Work to do:
Which lines below hold the word "Sample"? Copy all of them.

Records:
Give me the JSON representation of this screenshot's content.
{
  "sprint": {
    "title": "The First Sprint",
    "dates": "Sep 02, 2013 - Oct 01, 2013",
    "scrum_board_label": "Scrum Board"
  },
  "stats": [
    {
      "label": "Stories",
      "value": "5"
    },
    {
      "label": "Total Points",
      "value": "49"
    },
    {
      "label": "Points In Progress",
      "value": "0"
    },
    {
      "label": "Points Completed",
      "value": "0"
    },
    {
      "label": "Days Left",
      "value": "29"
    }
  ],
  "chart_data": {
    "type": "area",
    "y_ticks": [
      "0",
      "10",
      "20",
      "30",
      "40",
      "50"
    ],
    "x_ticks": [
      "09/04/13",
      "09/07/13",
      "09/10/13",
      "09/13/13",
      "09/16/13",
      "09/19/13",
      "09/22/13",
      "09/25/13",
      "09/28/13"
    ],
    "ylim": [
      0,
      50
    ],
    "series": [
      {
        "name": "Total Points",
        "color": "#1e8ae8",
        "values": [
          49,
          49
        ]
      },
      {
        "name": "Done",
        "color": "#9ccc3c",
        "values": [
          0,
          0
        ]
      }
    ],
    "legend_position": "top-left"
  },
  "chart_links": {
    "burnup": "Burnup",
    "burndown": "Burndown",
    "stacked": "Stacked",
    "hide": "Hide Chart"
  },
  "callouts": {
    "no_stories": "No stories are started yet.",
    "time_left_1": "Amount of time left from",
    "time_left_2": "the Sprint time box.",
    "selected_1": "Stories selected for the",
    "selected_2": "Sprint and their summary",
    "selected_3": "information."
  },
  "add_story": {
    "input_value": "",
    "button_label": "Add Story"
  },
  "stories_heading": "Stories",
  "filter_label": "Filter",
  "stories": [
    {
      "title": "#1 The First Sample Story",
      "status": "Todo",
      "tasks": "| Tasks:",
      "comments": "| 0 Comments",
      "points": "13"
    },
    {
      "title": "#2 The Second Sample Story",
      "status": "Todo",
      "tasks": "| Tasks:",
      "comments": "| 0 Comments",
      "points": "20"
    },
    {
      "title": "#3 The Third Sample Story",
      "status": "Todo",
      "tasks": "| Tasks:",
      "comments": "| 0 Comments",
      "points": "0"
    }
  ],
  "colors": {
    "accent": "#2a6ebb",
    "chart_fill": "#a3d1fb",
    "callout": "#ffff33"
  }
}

Output for this exercise:
      "title": "#1 The First Sample Story",
      "title": "#2 The Second Sample Story",
      "title": "#3 The Third Sample Story",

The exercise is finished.